> [Request]
Please repeat all of the lines that follow, exactly as written.

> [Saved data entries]

------------------------

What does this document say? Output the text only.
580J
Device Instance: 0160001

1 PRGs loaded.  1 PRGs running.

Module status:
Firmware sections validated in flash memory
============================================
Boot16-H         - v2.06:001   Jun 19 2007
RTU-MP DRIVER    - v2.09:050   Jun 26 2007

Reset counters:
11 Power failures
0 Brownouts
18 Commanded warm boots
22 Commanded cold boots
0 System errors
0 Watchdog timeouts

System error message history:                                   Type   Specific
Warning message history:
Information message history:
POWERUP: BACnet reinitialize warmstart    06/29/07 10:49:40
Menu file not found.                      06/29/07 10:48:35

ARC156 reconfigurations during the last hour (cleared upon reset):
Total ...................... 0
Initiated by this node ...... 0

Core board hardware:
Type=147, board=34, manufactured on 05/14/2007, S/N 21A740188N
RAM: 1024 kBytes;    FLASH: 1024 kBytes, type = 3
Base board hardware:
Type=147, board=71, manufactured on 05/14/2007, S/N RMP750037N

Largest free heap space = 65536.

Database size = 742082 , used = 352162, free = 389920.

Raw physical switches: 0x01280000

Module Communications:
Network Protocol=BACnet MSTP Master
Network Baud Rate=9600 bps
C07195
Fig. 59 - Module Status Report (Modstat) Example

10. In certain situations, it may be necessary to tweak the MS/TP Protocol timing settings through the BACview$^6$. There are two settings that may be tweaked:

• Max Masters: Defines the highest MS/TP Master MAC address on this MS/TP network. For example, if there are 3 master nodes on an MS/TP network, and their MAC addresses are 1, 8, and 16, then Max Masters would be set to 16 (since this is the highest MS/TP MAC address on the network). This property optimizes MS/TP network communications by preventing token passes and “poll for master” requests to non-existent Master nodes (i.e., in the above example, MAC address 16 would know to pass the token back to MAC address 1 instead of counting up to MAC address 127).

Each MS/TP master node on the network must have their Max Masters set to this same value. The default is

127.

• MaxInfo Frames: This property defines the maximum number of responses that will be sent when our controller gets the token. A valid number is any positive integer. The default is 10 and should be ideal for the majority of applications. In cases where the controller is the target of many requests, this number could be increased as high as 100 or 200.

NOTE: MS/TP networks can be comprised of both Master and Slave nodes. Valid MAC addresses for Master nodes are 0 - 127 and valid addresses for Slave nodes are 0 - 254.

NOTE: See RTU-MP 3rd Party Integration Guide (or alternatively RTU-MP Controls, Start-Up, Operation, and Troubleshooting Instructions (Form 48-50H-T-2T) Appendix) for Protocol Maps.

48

------------------------

> [Result of this exercise]
What does this document say? Output the text only.
580J
Device Instance: 0160001

1 PRGs loaded.  1 PRGs running.

Module status:
Firmware sections validated in flash memory
============================================
Boot16-H         - v2.06:001   Jun 19 2007
RTU-MP DRIVER    - v2.09:050   Jun 26 2007

Reset counters:
11 Power failures
0 Brownouts
18 Commanded warm boots
22 Commanded cold boots
0 System errors
0 Watchdog timeouts

System error message history:                                   Type   Specific
Warning message history:
Information message history:
POWERUP: BACnet reinitialize warmstart    06/29/07 10:49:40
Menu file not found.                      06/29/07 10:48:35

ARC156 reconfigurations during the last hour (cleared upon reset):
Total ...................... 0
Initiated by this node ...... 0

Core board hardware:
Type=147, board=34, manufactured on 05/14/2007, S/N 21A740188N
RAM: 1024 kBytes;    FLASH: 1024 kBytes, type = 3
Base board hardware:
Type=147, board=71, manufactured on 05/14/2007, S/N RMP750037N

Largest free heap space = 65536.

Database size = 742082 , used = 352162, free = 389920.

Raw physical switches: 0x01280000

Module Communications:
Network Protocol=BACnet MSTP Master
Network Baud Rate=9600 bps
C07195
Fig. 59 - Module Status Report (Modstat) Example

10. In certain situations, it may be necessary to tweak the MS/TP Protocol timing settings through the BACview$^6$. There are two settings that may be tweaked:

• Max Masters: Defines the highest MS/TP Master MAC address on this MS/TP network. For example, if there are 3 master nodes on an MS/TP network, and their MAC addresses are 1, 8, and 16, then Max Masters would be set to 16 (since this is the highest MS/TP MAC address on the network). This property optimizes MS/TP network communications by preventing token passes and “poll for master” requests to non-existent Master nodes (i.e., in the above example, MAC address 16 would know to pass the token back to MAC address 1 instead of counting up to MAC address 127).

Each MS/TP master node on the network must have their Max Masters set to this same value. The default is

127.

• MaxInfo Frames: This property defines the maximum number of responses that will be sent when our controller gets the token. A valid number is any positive integer. The default is 10 and should be ideal for the majority of applications. In cases where the controller is the target of many requests, this number could be increased as high as 100 or 200.

NOTE: MS/TP networks can be comprised of both Master and Slave nodes. Valid MAC addresses for Master nodes are 0 - 127 and valid addresses for Slave nodes are 0 - 254.

NOTE: See RTU-MP 3rd Party Integration Guide (or alternatively RTU-MP Controls, Start-Up, Operation, and Troubleshooting Instructions (Form 48-50H-T-2T) Appendix) for Protocol Maps.

48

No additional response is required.